Written problem
Please render the records as a numbered list, starting at the beginning of the records and going on through the line with "photo-collapsed-houses xyxy=(370,345,676,558)", including that line. Leave out any blank lines.

Data for this task
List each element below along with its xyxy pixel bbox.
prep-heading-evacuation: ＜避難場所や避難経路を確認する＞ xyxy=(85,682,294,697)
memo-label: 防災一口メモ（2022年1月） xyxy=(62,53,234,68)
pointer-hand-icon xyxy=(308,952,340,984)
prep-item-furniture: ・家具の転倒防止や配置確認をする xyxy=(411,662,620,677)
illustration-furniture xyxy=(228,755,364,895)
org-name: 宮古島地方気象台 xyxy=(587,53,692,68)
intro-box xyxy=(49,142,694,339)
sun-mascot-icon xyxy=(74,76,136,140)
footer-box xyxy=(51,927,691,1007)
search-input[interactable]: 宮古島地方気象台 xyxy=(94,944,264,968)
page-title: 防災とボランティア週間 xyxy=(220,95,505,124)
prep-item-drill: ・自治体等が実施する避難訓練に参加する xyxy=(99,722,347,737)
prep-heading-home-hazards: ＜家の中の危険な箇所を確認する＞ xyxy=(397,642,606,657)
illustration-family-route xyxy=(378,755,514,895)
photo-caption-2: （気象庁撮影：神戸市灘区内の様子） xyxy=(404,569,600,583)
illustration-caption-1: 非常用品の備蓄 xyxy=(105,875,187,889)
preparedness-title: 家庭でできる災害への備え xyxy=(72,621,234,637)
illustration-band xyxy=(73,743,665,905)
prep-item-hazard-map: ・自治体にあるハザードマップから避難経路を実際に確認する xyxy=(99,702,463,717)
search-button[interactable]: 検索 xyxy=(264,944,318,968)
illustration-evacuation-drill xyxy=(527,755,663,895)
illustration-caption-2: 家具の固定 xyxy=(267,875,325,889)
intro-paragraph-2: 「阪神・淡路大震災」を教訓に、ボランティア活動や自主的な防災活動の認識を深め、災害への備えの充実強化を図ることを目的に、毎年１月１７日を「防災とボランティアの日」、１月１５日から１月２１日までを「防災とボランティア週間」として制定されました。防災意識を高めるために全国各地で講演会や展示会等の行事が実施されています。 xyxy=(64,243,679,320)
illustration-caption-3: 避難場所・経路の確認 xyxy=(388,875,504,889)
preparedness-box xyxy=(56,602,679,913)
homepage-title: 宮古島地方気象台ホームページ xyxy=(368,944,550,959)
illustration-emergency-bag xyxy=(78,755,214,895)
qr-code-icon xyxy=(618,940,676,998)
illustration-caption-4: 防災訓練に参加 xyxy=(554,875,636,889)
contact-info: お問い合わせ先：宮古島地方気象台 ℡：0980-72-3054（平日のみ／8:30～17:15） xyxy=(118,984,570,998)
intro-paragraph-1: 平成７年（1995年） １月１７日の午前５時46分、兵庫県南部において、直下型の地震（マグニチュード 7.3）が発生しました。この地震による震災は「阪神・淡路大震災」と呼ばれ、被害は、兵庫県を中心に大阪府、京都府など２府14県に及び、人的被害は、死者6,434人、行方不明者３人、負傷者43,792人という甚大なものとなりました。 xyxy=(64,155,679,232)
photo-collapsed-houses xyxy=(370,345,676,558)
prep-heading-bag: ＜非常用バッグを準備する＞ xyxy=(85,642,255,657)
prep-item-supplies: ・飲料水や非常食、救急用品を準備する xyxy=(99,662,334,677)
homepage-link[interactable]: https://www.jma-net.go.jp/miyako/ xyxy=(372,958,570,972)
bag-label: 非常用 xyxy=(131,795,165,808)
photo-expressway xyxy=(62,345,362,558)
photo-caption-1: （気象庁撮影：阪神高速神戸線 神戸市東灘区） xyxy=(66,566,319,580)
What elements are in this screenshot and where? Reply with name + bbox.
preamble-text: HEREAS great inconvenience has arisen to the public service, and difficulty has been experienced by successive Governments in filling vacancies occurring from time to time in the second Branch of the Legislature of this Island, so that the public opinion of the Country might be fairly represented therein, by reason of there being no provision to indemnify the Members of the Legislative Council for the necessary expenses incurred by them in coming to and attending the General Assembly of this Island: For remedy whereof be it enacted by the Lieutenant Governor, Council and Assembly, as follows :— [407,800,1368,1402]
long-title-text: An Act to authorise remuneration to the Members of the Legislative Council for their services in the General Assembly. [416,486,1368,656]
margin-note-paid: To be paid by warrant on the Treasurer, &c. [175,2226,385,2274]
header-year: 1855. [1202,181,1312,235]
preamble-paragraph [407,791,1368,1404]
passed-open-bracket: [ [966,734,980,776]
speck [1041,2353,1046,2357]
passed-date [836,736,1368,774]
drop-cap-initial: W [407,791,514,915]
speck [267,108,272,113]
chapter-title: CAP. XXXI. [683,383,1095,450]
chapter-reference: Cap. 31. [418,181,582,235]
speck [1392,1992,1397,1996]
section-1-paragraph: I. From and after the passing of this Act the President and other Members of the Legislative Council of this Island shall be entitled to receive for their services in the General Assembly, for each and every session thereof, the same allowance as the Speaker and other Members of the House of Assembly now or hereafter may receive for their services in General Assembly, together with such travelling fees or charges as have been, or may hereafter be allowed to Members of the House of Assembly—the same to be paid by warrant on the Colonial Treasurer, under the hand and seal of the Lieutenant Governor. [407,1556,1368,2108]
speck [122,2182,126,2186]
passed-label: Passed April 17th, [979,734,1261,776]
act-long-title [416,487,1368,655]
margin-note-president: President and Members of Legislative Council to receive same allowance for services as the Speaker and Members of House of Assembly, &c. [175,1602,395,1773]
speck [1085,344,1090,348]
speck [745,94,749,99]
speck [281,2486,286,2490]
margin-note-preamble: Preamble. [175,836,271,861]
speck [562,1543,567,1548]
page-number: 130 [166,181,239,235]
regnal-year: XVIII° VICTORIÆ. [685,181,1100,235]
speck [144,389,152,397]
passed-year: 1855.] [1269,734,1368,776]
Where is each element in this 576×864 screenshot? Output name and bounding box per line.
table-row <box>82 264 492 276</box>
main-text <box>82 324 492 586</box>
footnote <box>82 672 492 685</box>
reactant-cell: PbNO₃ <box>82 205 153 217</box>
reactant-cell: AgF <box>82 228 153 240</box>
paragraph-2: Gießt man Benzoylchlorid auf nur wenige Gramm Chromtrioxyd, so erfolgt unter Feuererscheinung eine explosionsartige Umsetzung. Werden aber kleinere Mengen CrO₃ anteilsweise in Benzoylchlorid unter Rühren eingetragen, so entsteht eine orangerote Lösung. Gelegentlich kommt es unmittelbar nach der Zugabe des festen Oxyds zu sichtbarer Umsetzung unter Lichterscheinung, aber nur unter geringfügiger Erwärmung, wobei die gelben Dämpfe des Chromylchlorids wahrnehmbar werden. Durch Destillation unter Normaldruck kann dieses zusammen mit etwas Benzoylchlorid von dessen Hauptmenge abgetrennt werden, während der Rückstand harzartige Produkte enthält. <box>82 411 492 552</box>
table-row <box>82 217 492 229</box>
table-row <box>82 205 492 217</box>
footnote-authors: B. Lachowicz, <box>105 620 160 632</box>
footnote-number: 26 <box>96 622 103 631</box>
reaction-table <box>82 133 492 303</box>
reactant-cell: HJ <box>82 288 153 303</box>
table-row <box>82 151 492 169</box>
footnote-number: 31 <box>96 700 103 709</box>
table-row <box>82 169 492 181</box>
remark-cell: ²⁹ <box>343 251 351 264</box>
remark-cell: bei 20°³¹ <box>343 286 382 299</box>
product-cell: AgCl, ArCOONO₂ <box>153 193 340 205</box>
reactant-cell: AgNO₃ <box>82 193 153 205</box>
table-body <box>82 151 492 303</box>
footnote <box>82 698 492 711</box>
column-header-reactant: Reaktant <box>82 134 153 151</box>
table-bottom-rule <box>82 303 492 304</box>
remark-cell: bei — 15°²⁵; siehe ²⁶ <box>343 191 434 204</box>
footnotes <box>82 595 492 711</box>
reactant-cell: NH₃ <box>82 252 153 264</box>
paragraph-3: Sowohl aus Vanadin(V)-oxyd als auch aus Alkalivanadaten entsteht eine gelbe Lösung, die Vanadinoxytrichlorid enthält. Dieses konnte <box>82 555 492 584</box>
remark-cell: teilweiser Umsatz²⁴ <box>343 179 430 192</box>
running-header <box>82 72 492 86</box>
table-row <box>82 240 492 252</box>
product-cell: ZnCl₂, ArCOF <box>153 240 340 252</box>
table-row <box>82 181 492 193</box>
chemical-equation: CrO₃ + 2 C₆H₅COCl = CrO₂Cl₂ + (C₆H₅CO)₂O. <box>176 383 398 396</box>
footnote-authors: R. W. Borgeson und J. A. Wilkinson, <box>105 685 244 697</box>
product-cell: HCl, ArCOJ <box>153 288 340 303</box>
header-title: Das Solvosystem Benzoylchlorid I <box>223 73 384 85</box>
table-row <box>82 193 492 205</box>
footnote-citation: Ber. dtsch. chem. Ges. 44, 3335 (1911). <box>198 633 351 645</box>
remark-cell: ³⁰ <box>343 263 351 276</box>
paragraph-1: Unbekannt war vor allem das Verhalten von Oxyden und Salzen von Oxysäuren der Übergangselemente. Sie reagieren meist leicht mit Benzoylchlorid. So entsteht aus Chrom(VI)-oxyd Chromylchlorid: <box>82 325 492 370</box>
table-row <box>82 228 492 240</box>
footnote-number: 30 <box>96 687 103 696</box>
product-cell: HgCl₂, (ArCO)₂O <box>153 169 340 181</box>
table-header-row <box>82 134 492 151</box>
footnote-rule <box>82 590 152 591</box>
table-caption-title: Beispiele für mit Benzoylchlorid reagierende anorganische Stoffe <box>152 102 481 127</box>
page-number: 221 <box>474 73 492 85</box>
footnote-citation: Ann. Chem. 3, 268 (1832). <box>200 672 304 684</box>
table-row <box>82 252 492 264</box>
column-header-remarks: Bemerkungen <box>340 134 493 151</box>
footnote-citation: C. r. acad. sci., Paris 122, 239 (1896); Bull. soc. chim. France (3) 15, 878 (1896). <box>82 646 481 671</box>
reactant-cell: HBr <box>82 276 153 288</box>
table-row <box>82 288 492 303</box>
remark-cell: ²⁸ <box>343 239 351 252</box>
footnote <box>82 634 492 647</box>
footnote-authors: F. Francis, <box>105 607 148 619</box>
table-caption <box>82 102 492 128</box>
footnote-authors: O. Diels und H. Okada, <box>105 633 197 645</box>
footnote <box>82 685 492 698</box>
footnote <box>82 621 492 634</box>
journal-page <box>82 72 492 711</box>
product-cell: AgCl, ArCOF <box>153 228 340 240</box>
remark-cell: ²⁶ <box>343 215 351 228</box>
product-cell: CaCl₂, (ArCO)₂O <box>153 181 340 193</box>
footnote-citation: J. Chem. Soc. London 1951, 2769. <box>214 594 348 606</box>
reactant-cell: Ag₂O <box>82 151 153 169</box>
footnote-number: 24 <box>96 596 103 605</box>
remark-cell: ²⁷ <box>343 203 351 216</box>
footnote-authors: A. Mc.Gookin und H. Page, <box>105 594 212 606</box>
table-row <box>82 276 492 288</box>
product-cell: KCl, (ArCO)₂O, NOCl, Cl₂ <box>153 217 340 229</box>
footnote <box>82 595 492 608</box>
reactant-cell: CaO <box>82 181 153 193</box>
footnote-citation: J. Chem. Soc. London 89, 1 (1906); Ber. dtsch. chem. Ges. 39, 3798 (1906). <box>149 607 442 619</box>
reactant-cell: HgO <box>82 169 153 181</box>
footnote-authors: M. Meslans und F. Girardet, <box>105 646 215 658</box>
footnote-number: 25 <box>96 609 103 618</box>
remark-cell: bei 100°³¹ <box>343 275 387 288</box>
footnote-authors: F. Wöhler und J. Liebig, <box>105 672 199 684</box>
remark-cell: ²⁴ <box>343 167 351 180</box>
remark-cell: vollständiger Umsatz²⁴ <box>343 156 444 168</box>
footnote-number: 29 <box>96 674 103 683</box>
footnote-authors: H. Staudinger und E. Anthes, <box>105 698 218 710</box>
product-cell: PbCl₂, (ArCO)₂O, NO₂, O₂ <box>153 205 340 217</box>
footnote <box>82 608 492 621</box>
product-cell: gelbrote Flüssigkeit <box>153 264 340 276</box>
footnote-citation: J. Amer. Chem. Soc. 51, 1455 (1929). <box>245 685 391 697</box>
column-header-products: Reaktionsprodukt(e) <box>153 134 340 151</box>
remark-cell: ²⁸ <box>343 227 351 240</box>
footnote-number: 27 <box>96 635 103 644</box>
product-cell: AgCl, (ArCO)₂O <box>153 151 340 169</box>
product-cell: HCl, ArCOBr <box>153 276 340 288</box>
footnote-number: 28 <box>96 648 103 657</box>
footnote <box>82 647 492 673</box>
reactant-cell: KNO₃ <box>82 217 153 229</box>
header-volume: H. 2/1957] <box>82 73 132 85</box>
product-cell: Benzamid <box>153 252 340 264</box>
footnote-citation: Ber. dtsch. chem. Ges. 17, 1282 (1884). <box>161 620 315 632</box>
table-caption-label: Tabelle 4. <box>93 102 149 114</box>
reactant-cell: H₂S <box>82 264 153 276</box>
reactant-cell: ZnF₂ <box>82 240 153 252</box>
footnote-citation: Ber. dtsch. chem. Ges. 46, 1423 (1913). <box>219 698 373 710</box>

Complete output
1. List each element below along with its xyxy pixel bbox.
2. prep-heading-evacuation: ＜避難場所や避難経路を確認する＞ xyxy=(85,682,294,697)
3. memo-label: 防災一口メモ（2022年1月） xyxy=(62,53,234,68)
4. pointer-hand-icon xyxy=(308,952,340,984)
5. prep-item-furniture: ・家具の転倒防止や配置確認をする xyxy=(411,662,620,677)
6. illustration-furniture xyxy=(228,755,364,895)
7. org-name: 宮古島地方気象台 xyxy=(587,53,692,68)
8. intro-box xyxy=(49,142,694,339)
9. sun-mascot-icon xyxy=(74,76,136,140)
10. footer-box xyxy=(51,927,691,1007)
11. search-input[interactable]: 宮古島地方気象台 xyxy=(94,944,264,968)
12. page-title: 防災とボランティア週間 xyxy=(220,95,505,124)
13. prep-item-drill: ・自治体等が実施する避難訓練に参加する xyxy=(99,722,347,737)
14. prep-heading-home-hazards: ＜家の中の危険な箇所を確認する＞ xyxy=(397,642,606,657)
15. illustration-family-route xyxy=(378,755,514,895)
16. photo-caption-2: （気象庁撮影：神戸市灘区内の様子） xyxy=(404,569,600,583)
17. illustration-caption-1: 非常用品の備蓄 xyxy=(105,875,187,889)
18. preparedness-title: 家庭でできる災害への備え xyxy=(72,621,234,637)
19. illustration-band xyxy=(73,743,665,905)
20. prep-item-hazard-map: ・自治体にあるハザードマップから避難経路を実際に確認する xyxy=(99,702,463,717)
21. search-button[interactable]: 検索 xyxy=(264,944,318,968)
22. illustration-evacuation-drill xyxy=(527,755,663,895)
23. illustration-caption-2: 家具の固定 xyxy=(267,875,325,889)
24. intro-paragraph-2: 「阪神・淡路大震災」を教訓に、ボランティア活動や自主的な防災活動の認識を深め、災害への備えの充実強化を図ることを目的に、毎年１月１７日を「防災とボランティアの日」、１月１５日から１月２１日までを「防災とボランティア週間」として制定されました。防災意識を高めるために全国各地で講演会や展示会等の行事が実施されています。 xyxy=(64,243,679,320)
25. illustration-caption-3: 避難場所・経路の確認 xyxy=(388,875,504,889)
26. preparedness-box xyxy=(56,602,679,913)
27. homepage-title: 宮古島地方気象台ホームページ xyxy=(368,944,550,959)
28. illustration-emergency-bag xyxy=(78,755,214,895)
29. qr-code-icon xyxy=(618,940,676,998)
30. illustration-caption-4: 防災訓練に参加 xyxy=(554,875,636,889)
31. contact-info: お問い合わせ先：宮古島地方気象台 ℡：0980-72-3054（平日のみ／8:30～17:15） xyxy=(118,984,570,998)
32. intro-paragraph-1: 平成７年（1995年） １月１７日の午前５時46分、兵庫県南部において、直下型の地震（マグニチュード 7.3）が発生しました。この地震による震災は「阪神・淡路大震災」と呼ばれ、被害は、兵庫県を中心に大阪府、京都府など２府14県に及び、人的被害は、死者6,434人、行方不明者３人、負傷者43,792人という甚大なものとなりました。 xyxy=(64,155,679,232)
33. photo-collapsed-houses xyxy=(370,345,676,558)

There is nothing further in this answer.